◆ RECORDS TO PROCESS:
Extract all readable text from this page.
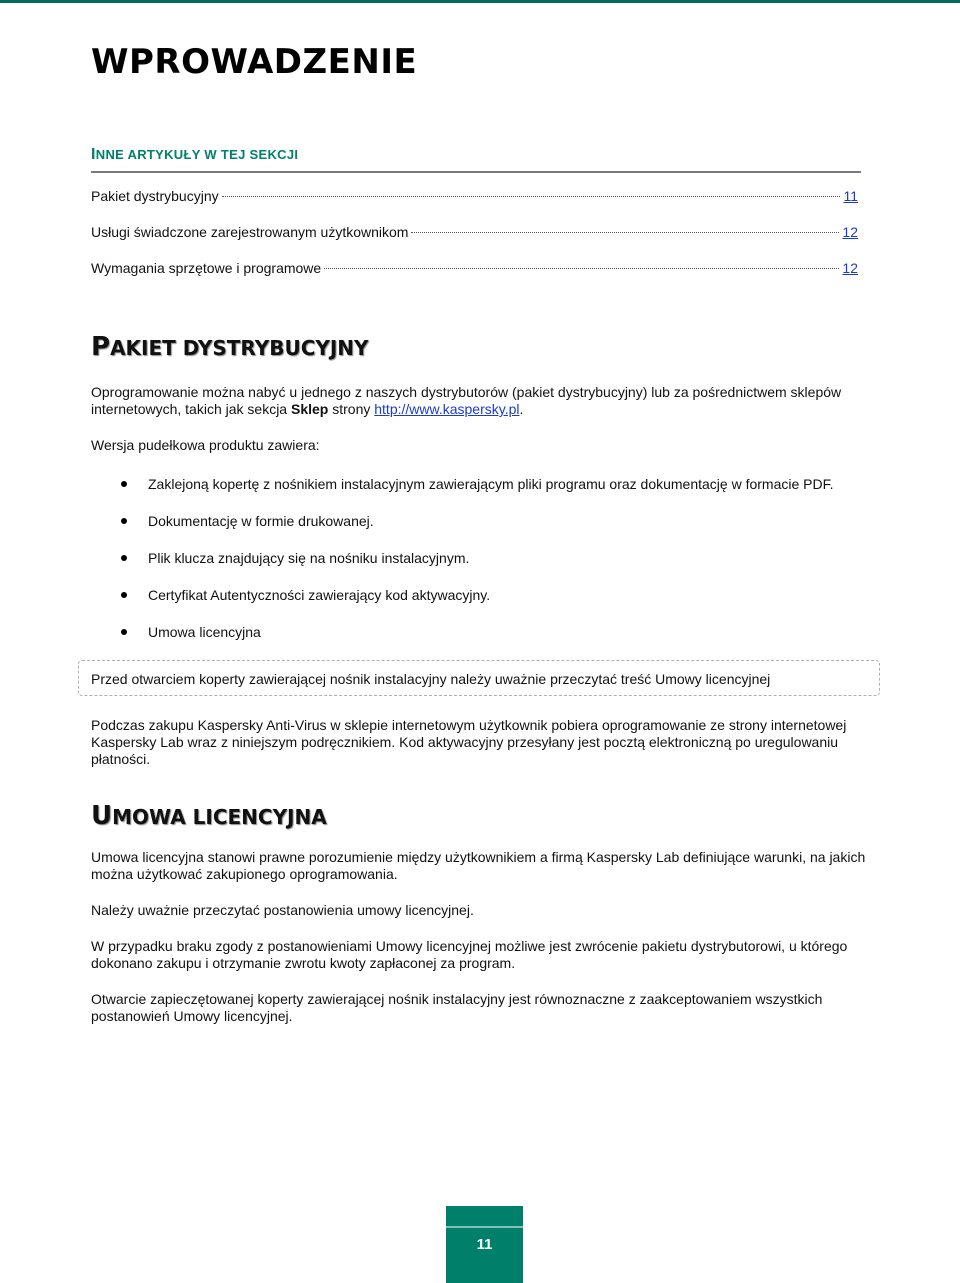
WPROWADZENIE
INNE ARTYKUŁY W TEJ SEKCJI
Pakiet dystrybucyjny	11
Usługi świadczone zarejestrowanym użytkownikom	12
Wymagania sprzętowe i programowe	12
PAKIET DYSTRYBUCYJNY

Oprogramowanie można nabyć u jednego z naszych dystrybutorów (pakiet dystrybucyjny) lub za pośrednictwem sklepów internetowych, takich jak sekcja Sklep strony http://www.kaspersky.pl.

Wersja pudełkowa produktu zawiera:

Zaklejoną kopertę z nośnikiem instalacyjnym zawierającym pliki programu oraz dokumentację w formacie PDF.
Dokumentację w formie drukowanej.
Plik klucza znajdujący się na nośniku instalacyjnym.
Certyfikat Autentyczności zawierający kod aktywacyjny.
Umowa licencyjna
Przed otwarciem koperty zawierającej nośnik instalacyjny należy uważnie przeczytać treść Umowy licencyjnej

Podczas zakupu Kaspersky Anti-Virus w sklepie internetowym użytkownik pobiera oprogramowanie ze strony internetowej Kaspersky Lab wraz z niniejszym podręcznikiem. Kod aktywacyjny przesyłany jest pocztą elektroniczną po uregulowaniu płatności.

UMOWA LICENCYJNA

Umowa licencyjna stanowi prawne porozumienie między użytkownikiem a firmą Kaspersky Lab definiujące warunki, na jakich można użytkować zakupionego oprogramowania.

Należy uważnie przeczytać postanowienia umowy licencyjnej.

W przypadku braku zgody z postanowieniami Umowy licencyjnej możliwe jest zwrócenie pakietu dystrybutorowi, u którego dokonano zakupu i otrzymanie zwrotu kwoty zapłaconej za program.

Otwarcie zapieczętowanej koperty zawierającej nośnik instalacyjny jest równoznaczne z zaakceptowaniem wszystkich postanowień Umowy licencyjnej.

11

◆ THE PROBLEM: All of the entries must be reproduced exactly, with no pictures kept.

◆ EXERCISE RESPONSE:
Extract all readable text from this page.
WPROWADZENIE
INNE ARTYKUŁY W TEJ SEKCJI
Pakiet dystrybucyjny	11
Usługi świadczone zarejestrowanym użytkownikom	12
Wymagania sprzętowe i programowe	12
PAKIET DYSTRYBUCYJNY

Oprogramowanie można nabyć u jednego z naszych dystrybutorów (pakiet dystrybucyjny) lub za pośrednictwem sklepów internetowych, takich jak sekcja Sklep strony http://www.kaspersky.pl.

Wersja pudełkowa produktu zawiera:

Zaklejoną kopertę z nośnikiem instalacyjnym zawierającym pliki programu oraz dokumentację w formacie PDF.
Dokumentację w formie drukowanej.
Plik klucza znajdujący się na nośniku instalacyjnym.
Certyfikat Autentyczności zawierający kod aktywacyjny.
Umowa licencyjna
Przed otwarciem koperty zawierającej nośnik instalacyjny należy uważnie przeczytać treść Umowy licencyjnej

Podczas zakupu Kaspersky Anti-Virus w sklepie internetowym użytkownik pobiera oprogramowanie ze strony internetowej Kaspersky Lab wraz z niniejszym podręcznikiem. Kod aktywacyjny przesyłany jest pocztą elektroniczną po uregulowaniu płatności.

UMOWA LICENCYJNA

Umowa licencyjna stanowi prawne porozumienie między użytkownikiem a firmą Kaspersky Lab definiujące warunki, na jakich można użytkować zakupionego oprogramowania.

Należy uważnie przeczytać postanowienia umowy licencyjnej.

W przypadku braku zgody z postanowieniami Umowy licencyjnej możliwe jest zwrócenie pakietu dystrybutorowi, u którego dokonano zakupu i otrzymanie zwrotu kwoty zapłaconej za program.

Otwarcie zapieczętowanej koperty zawierającej nośnik instalacyjny jest równoznaczne z zaakceptowaniem wszystkich postanowień Umowy licencyjnej.

11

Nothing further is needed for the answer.